▸ **Supplied material**:
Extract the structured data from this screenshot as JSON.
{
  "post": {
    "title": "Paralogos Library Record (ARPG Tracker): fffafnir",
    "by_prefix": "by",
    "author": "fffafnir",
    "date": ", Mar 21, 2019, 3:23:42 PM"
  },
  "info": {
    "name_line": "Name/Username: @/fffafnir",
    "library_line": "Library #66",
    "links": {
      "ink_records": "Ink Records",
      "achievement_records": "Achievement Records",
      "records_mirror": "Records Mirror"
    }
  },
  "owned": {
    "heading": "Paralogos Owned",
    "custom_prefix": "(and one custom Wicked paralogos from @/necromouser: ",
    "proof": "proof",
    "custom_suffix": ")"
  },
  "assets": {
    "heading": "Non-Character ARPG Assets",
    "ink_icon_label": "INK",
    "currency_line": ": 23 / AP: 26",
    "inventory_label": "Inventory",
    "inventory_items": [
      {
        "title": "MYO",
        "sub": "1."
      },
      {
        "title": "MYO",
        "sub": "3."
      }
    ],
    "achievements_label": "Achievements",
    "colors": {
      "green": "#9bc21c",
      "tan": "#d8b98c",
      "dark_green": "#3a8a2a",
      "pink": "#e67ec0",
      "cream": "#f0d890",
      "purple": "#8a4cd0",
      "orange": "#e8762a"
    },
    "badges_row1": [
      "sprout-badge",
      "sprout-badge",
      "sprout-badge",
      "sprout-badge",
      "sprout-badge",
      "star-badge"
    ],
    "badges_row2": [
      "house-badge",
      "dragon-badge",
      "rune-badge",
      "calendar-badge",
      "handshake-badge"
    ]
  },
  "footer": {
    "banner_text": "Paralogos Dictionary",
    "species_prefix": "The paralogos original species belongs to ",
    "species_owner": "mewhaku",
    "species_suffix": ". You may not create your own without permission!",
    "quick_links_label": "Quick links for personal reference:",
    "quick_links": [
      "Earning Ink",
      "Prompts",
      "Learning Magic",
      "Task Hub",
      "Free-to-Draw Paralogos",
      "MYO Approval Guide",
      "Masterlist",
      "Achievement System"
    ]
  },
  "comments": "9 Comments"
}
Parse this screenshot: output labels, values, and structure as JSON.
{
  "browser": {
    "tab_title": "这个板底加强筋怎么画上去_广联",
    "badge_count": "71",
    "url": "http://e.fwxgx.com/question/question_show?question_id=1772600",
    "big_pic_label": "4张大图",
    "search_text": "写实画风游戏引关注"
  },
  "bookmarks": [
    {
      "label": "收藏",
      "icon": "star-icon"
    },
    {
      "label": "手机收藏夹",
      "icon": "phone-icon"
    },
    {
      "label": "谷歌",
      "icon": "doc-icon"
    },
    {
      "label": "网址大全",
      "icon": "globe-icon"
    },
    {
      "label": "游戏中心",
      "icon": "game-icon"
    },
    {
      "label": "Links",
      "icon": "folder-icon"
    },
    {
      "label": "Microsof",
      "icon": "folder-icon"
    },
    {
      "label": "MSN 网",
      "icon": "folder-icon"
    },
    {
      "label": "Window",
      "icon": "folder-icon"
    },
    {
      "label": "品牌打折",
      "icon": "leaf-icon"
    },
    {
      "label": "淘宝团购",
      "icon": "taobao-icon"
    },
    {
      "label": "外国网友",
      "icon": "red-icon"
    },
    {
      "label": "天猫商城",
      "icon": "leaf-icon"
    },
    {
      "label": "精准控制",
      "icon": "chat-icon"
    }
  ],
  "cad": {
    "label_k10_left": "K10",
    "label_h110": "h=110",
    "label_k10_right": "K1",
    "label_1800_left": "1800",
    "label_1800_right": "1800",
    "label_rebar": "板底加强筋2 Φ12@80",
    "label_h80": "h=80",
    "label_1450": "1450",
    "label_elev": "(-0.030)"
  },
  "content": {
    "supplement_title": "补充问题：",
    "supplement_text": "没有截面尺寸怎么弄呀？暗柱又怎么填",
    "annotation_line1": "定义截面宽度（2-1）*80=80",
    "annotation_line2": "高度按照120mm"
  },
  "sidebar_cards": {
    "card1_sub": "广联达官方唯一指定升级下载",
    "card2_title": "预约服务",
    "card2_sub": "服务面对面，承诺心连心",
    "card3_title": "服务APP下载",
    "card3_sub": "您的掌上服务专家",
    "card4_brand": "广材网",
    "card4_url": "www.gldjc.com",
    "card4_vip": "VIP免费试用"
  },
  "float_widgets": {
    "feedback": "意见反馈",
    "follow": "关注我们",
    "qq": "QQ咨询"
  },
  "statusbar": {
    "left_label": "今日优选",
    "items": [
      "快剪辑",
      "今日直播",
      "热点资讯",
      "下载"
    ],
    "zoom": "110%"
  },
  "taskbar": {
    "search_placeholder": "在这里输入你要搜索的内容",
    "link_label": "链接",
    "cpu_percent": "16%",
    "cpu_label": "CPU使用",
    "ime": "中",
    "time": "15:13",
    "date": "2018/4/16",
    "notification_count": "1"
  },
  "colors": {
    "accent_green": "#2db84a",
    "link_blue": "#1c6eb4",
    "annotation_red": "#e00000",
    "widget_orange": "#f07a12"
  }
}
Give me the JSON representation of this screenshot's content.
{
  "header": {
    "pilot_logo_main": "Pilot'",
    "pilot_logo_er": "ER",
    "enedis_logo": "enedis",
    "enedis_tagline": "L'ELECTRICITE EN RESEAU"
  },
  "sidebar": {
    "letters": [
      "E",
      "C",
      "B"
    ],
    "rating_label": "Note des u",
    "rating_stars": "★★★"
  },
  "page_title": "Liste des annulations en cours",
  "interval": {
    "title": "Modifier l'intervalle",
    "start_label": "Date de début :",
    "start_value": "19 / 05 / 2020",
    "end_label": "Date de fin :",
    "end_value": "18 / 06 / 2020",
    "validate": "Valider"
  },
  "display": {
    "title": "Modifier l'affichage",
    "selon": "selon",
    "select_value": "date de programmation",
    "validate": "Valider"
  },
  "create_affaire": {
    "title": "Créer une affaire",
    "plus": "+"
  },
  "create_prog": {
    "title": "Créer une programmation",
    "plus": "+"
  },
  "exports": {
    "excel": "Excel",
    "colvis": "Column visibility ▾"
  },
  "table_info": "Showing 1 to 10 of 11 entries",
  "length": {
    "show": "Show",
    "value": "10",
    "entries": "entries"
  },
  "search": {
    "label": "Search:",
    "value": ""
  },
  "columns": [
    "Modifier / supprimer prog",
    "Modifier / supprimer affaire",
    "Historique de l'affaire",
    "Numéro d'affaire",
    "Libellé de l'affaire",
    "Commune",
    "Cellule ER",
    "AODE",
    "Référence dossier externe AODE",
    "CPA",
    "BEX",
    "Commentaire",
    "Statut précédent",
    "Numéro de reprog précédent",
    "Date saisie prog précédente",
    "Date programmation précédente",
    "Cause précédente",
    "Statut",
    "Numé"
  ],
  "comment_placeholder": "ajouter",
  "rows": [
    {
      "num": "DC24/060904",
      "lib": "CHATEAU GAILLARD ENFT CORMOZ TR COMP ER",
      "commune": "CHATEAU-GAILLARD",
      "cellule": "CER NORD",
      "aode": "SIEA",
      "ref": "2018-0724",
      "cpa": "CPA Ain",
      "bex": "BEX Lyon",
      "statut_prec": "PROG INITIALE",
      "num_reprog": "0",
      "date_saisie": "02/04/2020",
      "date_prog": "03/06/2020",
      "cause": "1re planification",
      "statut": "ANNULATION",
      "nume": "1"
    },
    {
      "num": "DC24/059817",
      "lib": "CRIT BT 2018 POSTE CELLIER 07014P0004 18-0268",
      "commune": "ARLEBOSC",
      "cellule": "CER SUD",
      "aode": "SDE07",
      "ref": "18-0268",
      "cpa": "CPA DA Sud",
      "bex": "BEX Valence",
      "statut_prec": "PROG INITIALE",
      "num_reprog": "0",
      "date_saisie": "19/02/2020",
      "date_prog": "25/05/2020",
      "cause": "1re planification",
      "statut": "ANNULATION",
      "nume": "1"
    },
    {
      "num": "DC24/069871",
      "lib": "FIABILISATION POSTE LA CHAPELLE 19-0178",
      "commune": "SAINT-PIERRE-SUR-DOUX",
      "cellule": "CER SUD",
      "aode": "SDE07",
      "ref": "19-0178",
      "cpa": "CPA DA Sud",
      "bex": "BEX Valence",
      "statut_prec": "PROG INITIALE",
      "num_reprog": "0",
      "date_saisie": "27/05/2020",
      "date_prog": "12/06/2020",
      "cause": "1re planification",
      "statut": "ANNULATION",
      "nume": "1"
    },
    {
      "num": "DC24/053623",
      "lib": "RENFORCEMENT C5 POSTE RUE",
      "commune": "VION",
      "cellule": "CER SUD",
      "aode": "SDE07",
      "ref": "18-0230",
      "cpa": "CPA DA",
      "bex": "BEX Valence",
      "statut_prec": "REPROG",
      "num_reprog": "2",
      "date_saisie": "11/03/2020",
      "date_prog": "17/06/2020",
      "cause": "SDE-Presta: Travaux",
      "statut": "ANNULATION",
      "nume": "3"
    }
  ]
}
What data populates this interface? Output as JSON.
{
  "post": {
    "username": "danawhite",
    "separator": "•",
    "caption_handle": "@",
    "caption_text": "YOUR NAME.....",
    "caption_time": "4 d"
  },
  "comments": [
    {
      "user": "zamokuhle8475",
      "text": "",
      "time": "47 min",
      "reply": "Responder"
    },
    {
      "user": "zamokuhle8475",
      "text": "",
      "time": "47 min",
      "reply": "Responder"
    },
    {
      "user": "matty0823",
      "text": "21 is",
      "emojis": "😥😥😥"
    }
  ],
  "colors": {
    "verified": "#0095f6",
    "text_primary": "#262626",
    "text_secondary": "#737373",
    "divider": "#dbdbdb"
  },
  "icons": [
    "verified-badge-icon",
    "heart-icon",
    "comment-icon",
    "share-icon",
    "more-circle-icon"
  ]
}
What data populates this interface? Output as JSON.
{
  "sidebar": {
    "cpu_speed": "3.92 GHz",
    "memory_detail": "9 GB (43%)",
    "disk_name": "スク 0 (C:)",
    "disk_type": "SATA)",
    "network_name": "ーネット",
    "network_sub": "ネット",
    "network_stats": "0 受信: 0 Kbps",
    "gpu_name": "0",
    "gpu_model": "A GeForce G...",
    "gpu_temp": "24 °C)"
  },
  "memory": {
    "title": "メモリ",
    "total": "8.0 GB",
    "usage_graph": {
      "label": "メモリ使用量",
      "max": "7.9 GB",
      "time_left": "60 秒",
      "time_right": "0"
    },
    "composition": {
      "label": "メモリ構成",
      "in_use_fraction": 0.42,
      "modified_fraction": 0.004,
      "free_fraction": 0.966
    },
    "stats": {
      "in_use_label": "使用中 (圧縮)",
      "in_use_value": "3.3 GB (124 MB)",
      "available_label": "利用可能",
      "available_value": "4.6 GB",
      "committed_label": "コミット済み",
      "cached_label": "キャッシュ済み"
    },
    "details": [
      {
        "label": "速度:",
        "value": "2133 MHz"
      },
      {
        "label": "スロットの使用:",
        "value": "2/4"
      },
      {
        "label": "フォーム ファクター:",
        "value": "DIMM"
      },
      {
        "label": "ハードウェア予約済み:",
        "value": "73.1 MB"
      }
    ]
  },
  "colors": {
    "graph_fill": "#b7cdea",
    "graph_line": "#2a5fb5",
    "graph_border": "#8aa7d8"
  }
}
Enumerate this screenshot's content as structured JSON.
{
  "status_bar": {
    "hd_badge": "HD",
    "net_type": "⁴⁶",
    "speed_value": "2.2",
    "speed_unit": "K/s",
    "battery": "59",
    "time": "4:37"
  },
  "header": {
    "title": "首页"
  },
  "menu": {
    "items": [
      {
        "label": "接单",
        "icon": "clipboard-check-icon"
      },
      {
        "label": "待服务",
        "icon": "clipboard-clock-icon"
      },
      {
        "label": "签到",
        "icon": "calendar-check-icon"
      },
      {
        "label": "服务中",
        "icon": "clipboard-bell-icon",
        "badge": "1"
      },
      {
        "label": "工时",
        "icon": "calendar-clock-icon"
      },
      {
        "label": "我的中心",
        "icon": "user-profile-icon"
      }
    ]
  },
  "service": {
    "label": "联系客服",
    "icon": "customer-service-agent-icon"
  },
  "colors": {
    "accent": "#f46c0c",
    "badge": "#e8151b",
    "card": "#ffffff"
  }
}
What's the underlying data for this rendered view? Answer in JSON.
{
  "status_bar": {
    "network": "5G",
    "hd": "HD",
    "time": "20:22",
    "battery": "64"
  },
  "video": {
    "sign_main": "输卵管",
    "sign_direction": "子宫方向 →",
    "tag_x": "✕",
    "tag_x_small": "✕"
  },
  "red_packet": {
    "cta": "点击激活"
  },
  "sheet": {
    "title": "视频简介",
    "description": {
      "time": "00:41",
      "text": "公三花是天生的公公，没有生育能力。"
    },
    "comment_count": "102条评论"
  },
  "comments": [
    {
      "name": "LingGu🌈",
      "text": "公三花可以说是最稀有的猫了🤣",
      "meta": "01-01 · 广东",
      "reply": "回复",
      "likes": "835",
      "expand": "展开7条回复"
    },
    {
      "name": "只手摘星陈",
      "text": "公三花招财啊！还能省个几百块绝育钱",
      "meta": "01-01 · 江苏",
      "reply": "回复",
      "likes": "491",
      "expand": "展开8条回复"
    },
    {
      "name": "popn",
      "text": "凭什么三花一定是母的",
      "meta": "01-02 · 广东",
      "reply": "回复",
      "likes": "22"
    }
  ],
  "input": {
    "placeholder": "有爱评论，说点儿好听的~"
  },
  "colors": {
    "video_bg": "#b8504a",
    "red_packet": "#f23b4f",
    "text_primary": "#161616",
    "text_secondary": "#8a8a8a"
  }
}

▸ **Task directions**:
Find the word "service" and list each line it appears in.

▸ **Answer for this exercise**:
  "service": {
    "icon": "customer-service-agent-icon"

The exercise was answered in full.